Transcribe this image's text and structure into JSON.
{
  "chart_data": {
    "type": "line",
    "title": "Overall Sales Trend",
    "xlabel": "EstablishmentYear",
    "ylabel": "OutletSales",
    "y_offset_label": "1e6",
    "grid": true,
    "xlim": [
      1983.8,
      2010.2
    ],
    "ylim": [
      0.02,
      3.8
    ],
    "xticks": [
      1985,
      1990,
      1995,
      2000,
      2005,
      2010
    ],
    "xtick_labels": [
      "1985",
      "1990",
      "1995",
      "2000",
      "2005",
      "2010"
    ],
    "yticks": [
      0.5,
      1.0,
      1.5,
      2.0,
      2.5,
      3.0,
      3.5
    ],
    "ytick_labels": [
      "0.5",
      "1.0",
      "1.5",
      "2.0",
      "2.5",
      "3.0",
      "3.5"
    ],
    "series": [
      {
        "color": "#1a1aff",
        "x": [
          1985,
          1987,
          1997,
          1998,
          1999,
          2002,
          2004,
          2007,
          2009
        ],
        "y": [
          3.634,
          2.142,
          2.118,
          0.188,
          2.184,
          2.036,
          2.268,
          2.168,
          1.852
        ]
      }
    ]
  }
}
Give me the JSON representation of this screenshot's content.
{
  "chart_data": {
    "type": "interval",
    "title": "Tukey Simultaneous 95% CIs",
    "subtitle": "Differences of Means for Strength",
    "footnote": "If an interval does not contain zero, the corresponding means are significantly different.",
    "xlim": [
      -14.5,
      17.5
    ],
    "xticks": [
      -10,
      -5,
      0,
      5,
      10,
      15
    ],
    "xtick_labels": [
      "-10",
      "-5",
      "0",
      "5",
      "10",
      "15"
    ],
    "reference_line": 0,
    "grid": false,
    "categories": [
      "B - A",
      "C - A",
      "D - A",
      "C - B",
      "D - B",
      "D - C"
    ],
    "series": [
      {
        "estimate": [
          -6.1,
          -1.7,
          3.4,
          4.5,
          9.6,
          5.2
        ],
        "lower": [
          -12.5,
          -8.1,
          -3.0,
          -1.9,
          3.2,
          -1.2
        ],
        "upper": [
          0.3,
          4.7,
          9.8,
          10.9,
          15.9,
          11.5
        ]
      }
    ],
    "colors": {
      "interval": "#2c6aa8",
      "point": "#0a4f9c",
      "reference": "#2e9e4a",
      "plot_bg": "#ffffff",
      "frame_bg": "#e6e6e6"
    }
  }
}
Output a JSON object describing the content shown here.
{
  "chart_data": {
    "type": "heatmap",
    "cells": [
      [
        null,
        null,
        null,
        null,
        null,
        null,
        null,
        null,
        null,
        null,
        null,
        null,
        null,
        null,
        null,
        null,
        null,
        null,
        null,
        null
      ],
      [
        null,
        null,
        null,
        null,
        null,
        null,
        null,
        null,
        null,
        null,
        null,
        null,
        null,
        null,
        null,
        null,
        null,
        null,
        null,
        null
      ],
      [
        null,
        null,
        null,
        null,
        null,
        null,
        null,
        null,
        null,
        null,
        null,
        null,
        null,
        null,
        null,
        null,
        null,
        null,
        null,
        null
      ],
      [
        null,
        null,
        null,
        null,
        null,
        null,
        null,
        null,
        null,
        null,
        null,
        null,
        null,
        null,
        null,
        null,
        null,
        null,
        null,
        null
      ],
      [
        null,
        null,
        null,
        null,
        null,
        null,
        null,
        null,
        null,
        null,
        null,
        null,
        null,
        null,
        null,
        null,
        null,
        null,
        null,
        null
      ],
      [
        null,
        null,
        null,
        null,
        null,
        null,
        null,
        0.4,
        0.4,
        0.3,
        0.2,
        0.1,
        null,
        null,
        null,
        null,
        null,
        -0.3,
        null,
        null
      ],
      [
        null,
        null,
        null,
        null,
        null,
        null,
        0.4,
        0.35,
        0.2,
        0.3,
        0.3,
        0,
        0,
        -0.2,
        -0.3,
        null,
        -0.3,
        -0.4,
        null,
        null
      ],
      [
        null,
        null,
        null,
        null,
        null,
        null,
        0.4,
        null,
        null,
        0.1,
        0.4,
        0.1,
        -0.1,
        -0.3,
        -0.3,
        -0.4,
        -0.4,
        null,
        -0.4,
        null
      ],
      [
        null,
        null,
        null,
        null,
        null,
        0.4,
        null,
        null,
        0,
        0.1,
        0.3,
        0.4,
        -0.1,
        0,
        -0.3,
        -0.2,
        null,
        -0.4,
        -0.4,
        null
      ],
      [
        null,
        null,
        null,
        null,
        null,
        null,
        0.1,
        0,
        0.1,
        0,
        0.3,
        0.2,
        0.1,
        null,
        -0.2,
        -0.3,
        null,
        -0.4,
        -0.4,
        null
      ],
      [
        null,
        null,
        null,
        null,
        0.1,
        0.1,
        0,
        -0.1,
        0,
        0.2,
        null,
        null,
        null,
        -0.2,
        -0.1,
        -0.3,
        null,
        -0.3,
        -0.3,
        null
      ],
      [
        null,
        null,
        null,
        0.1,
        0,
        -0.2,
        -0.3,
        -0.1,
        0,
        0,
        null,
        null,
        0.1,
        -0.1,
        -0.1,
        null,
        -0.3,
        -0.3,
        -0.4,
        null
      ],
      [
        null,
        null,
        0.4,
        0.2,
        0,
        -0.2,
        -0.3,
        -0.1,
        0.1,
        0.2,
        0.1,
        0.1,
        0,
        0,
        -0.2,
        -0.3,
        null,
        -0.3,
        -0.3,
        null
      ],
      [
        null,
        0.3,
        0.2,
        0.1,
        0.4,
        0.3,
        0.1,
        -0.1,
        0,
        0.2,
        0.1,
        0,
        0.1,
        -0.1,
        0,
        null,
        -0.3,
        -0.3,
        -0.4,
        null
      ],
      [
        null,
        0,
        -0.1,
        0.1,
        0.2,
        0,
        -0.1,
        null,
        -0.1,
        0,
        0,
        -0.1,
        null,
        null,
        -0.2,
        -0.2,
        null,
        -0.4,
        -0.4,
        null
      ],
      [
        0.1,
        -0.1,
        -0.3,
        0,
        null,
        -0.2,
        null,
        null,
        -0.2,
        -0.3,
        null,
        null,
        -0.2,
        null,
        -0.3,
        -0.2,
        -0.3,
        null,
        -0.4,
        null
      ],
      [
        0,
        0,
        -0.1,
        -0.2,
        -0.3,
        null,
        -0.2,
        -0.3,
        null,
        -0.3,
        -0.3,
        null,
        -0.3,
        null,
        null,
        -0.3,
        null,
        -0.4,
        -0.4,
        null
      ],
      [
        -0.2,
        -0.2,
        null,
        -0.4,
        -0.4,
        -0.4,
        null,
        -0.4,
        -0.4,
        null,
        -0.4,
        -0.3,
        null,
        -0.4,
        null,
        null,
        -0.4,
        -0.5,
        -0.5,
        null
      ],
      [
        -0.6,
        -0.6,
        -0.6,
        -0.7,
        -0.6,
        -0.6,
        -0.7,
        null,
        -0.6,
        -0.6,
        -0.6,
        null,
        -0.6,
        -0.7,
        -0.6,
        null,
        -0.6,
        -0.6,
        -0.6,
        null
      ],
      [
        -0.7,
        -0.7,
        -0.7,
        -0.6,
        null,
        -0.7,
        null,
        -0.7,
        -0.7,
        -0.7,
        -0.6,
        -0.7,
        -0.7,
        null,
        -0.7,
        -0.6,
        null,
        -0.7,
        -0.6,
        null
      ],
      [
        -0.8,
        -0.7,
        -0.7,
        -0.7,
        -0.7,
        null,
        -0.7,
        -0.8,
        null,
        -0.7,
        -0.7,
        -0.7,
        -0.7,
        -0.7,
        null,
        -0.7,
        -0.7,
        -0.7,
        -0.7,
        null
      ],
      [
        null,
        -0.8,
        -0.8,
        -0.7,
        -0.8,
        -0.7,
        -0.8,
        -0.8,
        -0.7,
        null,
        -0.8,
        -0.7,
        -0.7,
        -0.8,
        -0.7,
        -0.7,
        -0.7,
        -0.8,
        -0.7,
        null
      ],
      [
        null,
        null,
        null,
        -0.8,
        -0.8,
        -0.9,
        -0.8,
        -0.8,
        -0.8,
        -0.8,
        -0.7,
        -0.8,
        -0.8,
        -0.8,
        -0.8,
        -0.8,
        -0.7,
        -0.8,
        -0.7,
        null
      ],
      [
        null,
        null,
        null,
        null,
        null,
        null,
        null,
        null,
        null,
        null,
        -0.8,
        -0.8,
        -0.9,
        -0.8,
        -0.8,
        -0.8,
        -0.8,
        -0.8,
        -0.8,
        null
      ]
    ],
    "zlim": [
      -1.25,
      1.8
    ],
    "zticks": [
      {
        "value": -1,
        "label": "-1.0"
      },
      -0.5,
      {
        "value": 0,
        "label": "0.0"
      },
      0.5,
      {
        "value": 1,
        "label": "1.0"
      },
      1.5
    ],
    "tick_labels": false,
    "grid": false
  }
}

-.-.-

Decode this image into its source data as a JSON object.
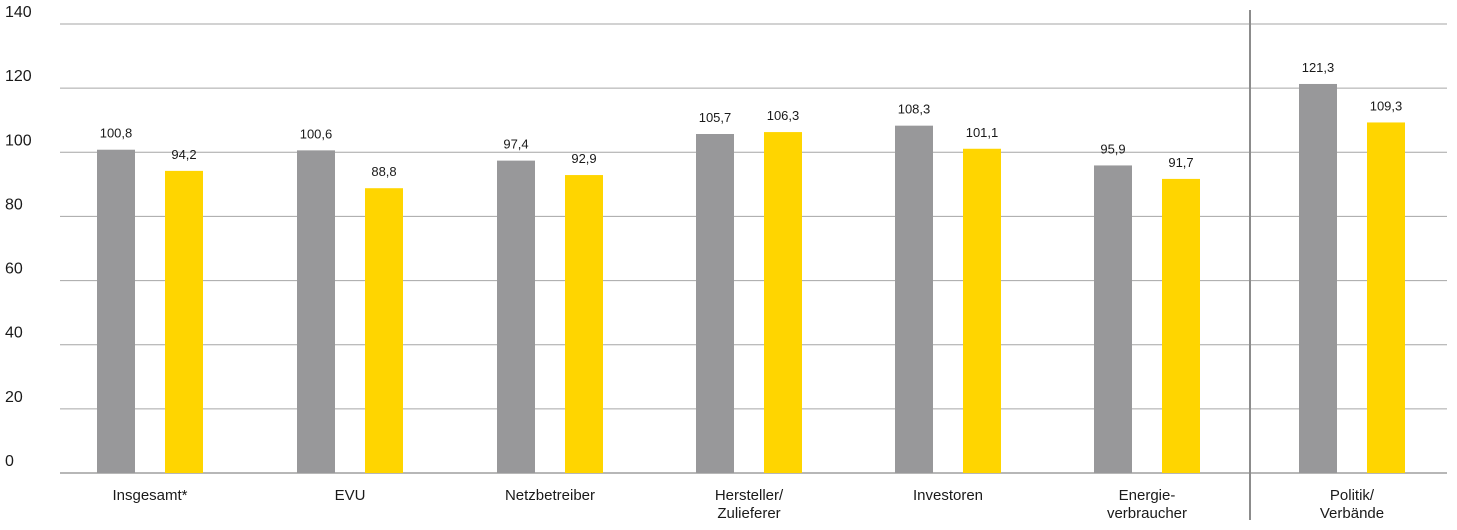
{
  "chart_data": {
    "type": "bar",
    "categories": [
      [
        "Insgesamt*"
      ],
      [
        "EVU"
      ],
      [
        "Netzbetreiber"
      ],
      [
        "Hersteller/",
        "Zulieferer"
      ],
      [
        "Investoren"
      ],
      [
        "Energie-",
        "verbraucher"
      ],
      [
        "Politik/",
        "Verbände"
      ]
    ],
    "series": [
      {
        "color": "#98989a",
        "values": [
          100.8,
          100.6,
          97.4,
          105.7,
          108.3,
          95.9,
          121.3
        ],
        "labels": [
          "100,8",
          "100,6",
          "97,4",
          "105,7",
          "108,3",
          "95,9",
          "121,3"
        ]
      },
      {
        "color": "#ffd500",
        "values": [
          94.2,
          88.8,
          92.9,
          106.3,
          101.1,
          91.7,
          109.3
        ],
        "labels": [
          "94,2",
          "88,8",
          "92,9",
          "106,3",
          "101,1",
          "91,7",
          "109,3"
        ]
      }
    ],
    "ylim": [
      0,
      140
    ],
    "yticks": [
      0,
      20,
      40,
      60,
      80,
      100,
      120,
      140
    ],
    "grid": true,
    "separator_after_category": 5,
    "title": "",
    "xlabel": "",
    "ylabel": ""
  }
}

-.-.-

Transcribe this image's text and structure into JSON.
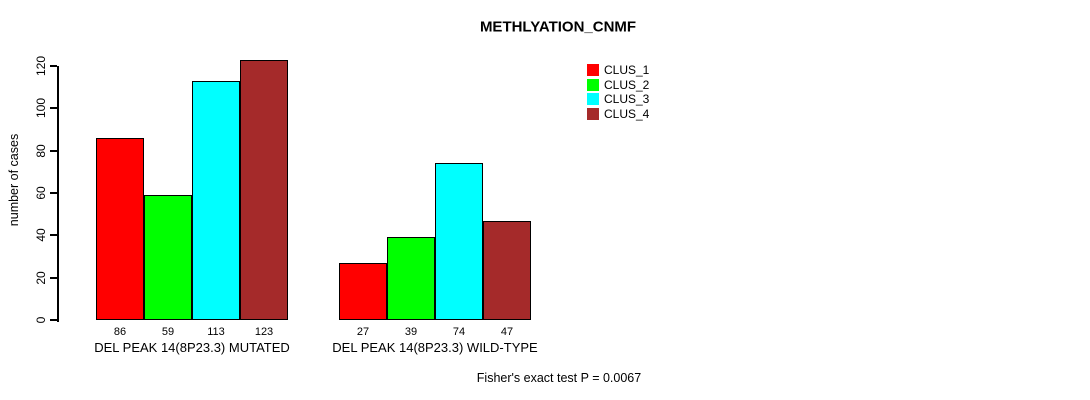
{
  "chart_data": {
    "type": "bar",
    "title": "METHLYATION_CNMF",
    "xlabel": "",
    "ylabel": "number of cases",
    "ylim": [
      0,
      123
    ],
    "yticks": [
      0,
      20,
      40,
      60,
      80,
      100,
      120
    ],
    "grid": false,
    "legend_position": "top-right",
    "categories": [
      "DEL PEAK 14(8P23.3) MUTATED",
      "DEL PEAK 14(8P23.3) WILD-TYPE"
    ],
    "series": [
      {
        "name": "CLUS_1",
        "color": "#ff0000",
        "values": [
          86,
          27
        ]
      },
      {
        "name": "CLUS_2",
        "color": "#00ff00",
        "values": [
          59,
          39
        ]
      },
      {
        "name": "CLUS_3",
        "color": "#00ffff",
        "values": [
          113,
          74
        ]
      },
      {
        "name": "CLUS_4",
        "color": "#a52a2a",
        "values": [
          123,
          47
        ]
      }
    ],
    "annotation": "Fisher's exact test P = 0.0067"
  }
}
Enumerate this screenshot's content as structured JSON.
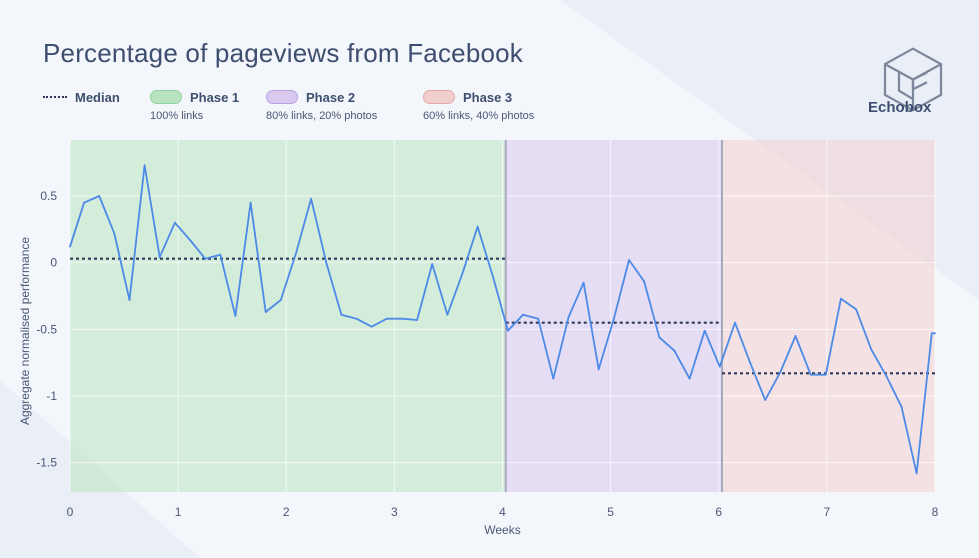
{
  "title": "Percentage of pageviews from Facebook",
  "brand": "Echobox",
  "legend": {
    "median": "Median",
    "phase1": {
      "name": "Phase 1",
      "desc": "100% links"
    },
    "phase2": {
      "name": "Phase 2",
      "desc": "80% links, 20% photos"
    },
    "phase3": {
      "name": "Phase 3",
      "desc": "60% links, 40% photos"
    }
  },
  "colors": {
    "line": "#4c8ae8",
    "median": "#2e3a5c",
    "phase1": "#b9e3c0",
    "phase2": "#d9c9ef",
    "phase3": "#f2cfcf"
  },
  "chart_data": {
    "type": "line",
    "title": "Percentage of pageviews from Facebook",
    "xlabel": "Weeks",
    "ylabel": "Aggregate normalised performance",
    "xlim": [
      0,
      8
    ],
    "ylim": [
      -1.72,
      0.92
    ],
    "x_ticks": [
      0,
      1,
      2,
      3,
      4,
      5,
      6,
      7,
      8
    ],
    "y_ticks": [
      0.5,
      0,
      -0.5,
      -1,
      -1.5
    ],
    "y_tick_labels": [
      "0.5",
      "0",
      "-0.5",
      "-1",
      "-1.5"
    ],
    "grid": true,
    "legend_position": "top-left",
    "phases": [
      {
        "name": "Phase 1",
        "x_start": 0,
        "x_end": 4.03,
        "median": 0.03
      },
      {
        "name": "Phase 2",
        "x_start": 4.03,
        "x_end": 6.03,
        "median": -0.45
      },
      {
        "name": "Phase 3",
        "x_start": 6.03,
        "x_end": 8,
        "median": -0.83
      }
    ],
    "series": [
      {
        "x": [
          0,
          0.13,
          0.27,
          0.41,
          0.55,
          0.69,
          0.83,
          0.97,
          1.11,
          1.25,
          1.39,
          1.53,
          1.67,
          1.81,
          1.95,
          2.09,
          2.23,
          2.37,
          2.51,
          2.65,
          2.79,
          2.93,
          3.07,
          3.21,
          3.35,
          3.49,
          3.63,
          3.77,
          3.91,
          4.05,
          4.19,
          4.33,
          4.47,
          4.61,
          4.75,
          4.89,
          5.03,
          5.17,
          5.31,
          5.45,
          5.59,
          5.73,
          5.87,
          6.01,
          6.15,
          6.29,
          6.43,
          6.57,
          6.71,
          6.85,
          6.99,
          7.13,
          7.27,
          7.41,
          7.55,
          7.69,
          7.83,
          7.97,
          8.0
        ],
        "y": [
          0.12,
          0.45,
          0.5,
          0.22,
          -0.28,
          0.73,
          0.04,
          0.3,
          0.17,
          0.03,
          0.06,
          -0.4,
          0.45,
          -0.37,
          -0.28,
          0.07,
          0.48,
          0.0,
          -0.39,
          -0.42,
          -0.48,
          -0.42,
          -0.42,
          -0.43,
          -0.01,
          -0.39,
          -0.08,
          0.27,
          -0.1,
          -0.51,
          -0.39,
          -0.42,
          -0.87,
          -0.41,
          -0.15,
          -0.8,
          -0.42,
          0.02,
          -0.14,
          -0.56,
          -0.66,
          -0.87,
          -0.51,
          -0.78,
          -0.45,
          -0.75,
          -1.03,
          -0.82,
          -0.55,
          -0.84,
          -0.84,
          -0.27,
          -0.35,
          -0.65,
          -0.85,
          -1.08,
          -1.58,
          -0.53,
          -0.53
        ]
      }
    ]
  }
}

-.-.-

**DIRECTION:**
Which lines hold the word "Facebook"? Show each one.

**SOLUTION TO THIS EXERCISE:**
  "title": "Percentage of pageviews from Facebook",
    "title": "Percentage of pageviews from Facebook",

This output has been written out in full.